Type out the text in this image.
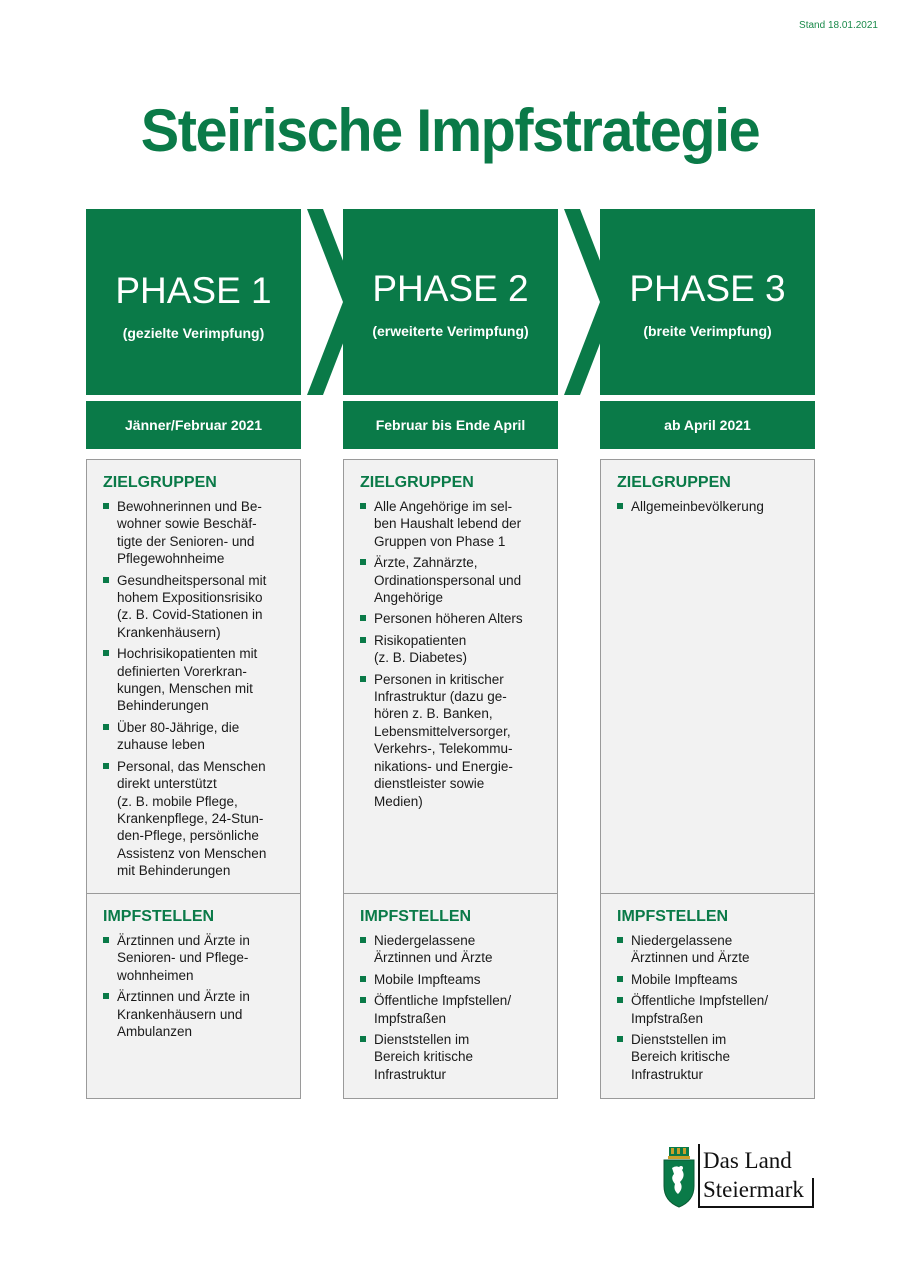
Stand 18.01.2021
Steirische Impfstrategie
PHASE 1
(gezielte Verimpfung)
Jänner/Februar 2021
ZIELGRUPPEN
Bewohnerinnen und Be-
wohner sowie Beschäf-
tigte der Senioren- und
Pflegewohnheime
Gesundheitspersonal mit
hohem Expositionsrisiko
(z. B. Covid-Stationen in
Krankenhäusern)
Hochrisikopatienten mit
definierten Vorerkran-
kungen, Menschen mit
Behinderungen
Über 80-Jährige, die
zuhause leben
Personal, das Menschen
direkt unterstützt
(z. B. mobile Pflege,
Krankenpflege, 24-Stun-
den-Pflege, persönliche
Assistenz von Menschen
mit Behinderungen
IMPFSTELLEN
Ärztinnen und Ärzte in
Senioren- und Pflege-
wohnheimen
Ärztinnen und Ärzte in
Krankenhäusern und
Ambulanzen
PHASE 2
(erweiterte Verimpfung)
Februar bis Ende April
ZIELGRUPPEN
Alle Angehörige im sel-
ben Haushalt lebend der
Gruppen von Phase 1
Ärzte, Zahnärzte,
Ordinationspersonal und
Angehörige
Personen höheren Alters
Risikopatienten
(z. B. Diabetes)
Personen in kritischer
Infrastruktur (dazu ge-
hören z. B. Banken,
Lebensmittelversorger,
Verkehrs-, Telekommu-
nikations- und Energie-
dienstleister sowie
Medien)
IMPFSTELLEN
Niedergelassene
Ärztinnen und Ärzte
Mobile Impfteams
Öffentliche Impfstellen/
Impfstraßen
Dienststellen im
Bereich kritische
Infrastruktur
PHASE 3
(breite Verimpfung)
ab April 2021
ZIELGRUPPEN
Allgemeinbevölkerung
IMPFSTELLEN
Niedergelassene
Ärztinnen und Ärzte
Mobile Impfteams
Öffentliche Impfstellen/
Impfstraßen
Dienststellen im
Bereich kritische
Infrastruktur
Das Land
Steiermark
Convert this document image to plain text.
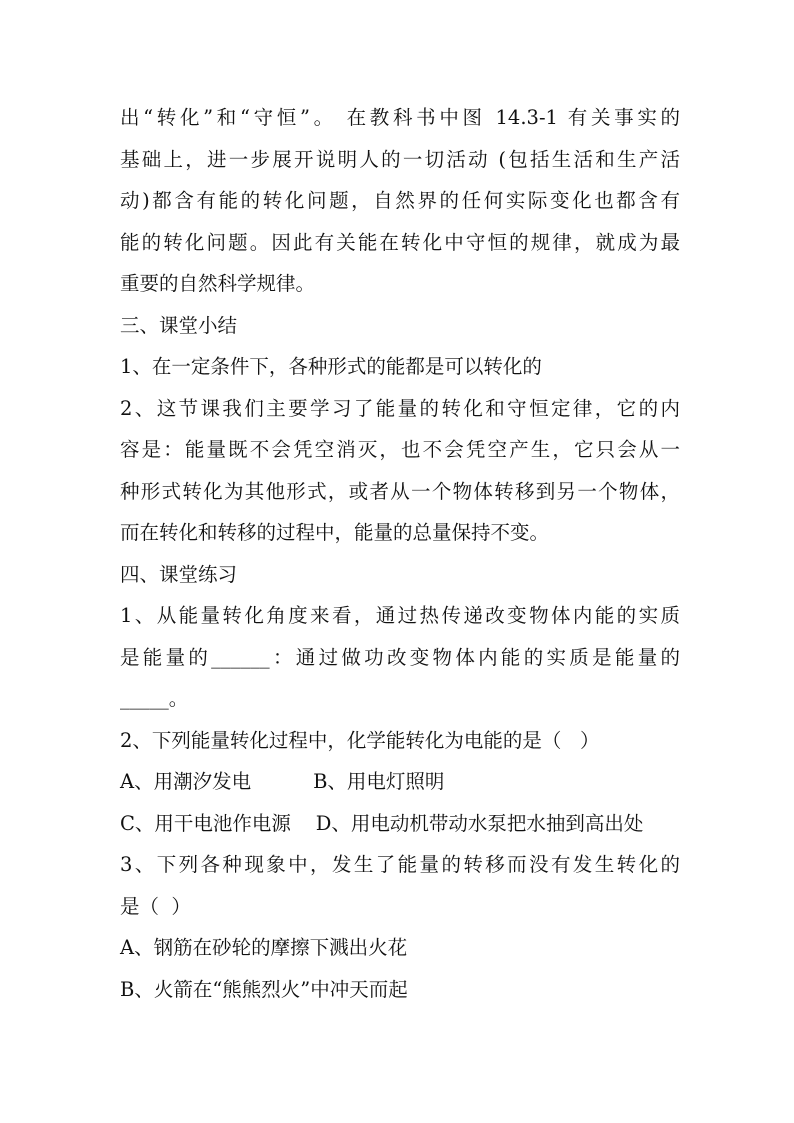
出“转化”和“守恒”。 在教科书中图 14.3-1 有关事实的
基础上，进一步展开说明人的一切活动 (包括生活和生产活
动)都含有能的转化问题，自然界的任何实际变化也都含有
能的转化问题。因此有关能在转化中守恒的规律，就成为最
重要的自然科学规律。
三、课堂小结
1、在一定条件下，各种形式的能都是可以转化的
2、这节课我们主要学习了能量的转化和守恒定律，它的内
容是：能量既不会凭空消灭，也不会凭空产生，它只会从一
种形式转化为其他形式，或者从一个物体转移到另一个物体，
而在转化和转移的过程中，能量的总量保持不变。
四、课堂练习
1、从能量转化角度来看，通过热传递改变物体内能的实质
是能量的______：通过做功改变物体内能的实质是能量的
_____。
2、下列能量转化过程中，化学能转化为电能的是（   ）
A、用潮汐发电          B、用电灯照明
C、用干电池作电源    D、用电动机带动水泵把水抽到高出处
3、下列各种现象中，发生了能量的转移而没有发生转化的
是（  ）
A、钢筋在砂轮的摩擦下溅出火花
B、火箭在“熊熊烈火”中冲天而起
- - - - -
From the data, list each line in which the string "Krankenhäusern" appears.

◆ Solution to this exercise ◆
Krankenhäusern)
Krankenhäusern und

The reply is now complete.